Challenge:
Go through the listing and copy every line word for word.

(Dataset records)
########################################

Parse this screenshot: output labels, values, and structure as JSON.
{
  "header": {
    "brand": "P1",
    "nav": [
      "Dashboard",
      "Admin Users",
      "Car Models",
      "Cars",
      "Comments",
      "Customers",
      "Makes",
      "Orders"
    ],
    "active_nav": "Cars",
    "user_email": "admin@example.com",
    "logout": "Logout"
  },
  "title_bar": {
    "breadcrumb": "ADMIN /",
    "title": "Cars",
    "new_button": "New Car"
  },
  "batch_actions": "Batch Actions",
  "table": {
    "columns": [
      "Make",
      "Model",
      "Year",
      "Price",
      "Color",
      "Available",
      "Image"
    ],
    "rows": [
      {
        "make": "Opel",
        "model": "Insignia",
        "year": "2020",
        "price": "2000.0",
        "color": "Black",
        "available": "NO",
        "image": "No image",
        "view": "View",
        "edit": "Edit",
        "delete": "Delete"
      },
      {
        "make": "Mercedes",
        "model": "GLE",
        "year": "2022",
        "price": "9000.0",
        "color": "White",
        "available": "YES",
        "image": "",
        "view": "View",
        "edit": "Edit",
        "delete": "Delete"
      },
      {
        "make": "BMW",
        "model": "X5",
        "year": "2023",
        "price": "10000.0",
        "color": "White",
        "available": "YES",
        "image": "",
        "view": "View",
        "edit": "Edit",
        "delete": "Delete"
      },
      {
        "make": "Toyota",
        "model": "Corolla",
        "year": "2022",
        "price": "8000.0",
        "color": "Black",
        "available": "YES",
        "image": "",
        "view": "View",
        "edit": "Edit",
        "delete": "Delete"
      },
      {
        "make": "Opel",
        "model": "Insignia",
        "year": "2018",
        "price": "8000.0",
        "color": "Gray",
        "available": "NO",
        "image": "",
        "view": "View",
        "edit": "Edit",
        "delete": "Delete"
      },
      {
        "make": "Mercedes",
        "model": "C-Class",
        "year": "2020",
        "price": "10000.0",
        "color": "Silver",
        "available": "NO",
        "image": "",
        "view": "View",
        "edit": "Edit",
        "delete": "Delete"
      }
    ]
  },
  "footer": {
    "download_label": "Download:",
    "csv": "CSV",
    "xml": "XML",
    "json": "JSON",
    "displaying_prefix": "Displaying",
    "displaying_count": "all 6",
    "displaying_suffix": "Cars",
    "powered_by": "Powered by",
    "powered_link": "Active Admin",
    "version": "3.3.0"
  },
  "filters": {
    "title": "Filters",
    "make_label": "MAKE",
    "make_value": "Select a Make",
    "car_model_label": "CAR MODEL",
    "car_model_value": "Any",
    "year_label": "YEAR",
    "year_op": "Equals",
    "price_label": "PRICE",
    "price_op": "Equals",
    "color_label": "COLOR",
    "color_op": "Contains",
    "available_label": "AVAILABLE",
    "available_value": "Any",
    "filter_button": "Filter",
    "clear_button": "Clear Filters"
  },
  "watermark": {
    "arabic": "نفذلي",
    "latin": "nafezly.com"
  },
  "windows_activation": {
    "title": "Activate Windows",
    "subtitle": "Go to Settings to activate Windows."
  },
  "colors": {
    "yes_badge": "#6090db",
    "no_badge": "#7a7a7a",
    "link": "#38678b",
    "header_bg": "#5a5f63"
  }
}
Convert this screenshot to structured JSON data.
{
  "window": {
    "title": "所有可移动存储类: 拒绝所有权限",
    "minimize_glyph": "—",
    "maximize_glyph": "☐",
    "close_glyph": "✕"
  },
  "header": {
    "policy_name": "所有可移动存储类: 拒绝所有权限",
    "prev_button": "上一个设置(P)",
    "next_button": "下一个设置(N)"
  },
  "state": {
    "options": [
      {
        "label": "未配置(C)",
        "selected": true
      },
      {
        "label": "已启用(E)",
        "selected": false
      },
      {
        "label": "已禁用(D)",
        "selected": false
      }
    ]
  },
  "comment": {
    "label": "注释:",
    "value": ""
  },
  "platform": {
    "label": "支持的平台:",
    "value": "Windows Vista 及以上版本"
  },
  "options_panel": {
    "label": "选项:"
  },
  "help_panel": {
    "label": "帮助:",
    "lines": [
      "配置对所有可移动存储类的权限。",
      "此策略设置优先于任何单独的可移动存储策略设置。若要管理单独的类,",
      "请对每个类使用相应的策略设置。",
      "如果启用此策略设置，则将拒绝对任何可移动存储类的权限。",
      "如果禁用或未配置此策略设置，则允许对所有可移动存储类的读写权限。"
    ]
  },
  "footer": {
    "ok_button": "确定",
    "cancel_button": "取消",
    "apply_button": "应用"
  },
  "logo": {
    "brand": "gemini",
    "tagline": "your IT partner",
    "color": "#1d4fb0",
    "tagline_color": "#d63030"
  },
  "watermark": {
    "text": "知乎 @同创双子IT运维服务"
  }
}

########################################

The response:
Parse this screenshot: output labels, values, and structure as JSON.
{
  "header": {
    "brand": "P1",
    "nav": [
      "Dashboard",
      "Admin Users",
      "Car Models",
      "Cars",
      "Comments",
      "Customers",
      "Makes",
      "Orders"
    ],
    "active_nav": "Cars",
    "user_email": "admin@example.com",
    "logout": "Logout"
  },
  "title_bar": {
    "breadcrumb": "ADMIN /",
    "title": "Cars",
    "new_button": "New Car"
  },
  "batch_actions": "Batch Actions",
  "table": {
    "columns": [
      "Make",
      "Model",
      "Year",
      "Price",
      "Color",
      "Available",
      "Image"
    ],
    "rows": [
      {
        "make": "Opel",
        "model": "Insignia",
        "year": "2020",
        "price": "2000.0",
        "color": "Black",
        "available": "NO",
        "image": "No image",
        "view": "View",
        "edit": "Edit",
        "delete": "Delete"
      },
      {
        "make": "Mercedes",
        "model": "GLE",
        "year": "2022",
        "price": "9000.0",
        "color": "White",
        "available": "YES",
        "image": "",
        "view": "View",
        "edit": "Edit",
        "delete": "Delete"
      },
      {
        "make": "BMW",
        "model": "X5",
        "year": "2023",
        "price": "10000.0",
        "color": "White",
        "available": "YES",
        "image": "",
        "view": "View",
        "edit": "Edit",
        "delete": "Delete"
      },
      {
        "make": "Toyota",
        "model": "Corolla",
        "year": "2022",
        "price": "8000.0",
        "color": "Black",
        "available": "YES",
        "image": "",
        "view": "View",
        "edit": "Edit",
        "delete": "Delete"
      },
      {
        "make": "Opel",
        "model": "Insignia",
        "year": "2018",
        "price": "8000.0",
        "color": "Gray",
        "available": "NO",
        "image": "",
        "view": "View",
        "edit": "Edit",
        "delete": "Delete"
      },
      {
        "make": "Mercedes",
        "model": "C-Class",
        "year": "2020",
        "price": "10000.0",
        "color": "Silver",
        "available": "NO",
        "image": "",
        "view": "View",
        "edit": "Edit",
        "delete": "Delete"
      }
    ]
  },
  "footer": {
    "download_label": "Download:",
    "csv": "CSV",
    "xml": "XML",
    "json": "JSON",
    "displaying_prefix": "Displaying",
    "displaying_count": "all 6",
    "displaying_suffix": "Cars",
    "powered_by": "Powered by",
    "powered_link": "Active Admin",
    "version": "3.3.0"
  },
  "filters": {
    "title": "Filters",
    "make_label": "MAKE",
    "make_value": "Select a Make",
    "car_model_label": "CAR MODEL",
    "car_model_value": "Any",
    "year_label": "YEAR",
    "year_op": "Equals",
    "price_label": "PRICE",
    "price_op": "Equals",
    "color_label": "COLOR",
    "color_op": "Contains",
    "available_label": "AVAILABLE",
    "available_value": "Any",
    "filter_button": "Filter",
    "clear_button": "Clear Filters"
  },
  "watermark": {
    "arabic": "نفذلي",
    "latin": "nafezly.com"
  },
  "windows_activation": {
    "title": "Activate Windows",
    "subtitle": "Go to Settings to activate Windows."
  },
  "colors": {
    "yes_badge": "#6090db",
    "no_badge": "#7a7a7a",
    "link": "#38678b",
    "header_bg": "#5a5f63"
  }
}
Convert this screenshot to structured JSON data.
{
  "window": {
    "title": "所有可移动存储类: 拒绝所有权限",
    "minimize_glyph": "—",
    "maximize_glyph": "☐",
    "close_glyph": "✕"
  },
  "header": {
    "policy_name": "所有可移动存储类: 拒绝所有权限",
    "prev_button": "上一个设置(P)",
    "next_button": "下一个设置(N)"
  },
  "state": {
    "options": [
      {
        "label": "未配置(C)",
        "selected": true
      },
      {
        "label": "已启用(E)",
        "selected": false
      },
      {
        "label": "已禁用(D)",
        "selected": false
      }
    ]
  },
  "comment": {
    "label": "注释:",
    "value": ""
  },
  "platform": {
    "label": "支持的平台:",
    "value": "Windows Vista 及以上版本"
  },
  "options_panel": {
    "label": "选项:"
  },
  "help_panel": {
    "label": "帮助:",
    "lines": [
      "配置对所有可移动存储类的权限。",
      "此策略设置优先于任何单独的可移动存储策略设置。若要管理单独的类,",
      "请对每个类使用相应的策略设置。",
      "如果启用此策略设置，则将拒绝对任何可移动存储类的权限。",
      "如果禁用或未配置此策略设置，则允许对所有可移动存储类的读写权限。"
    ]
  },
  "footer": {
    "ok_button": "确定",
    "cancel_button": "取消",
    "apply_button": "应用"
  },
  "logo": {
    "brand": "gemini",
    "tagline": "your IT partner",
    "color": "#1d4fb0",
    "tagline_color": "#d63030"
  },
  "watermark": {
    "text": "知乎 @同创双子IT运维服务"
  }
}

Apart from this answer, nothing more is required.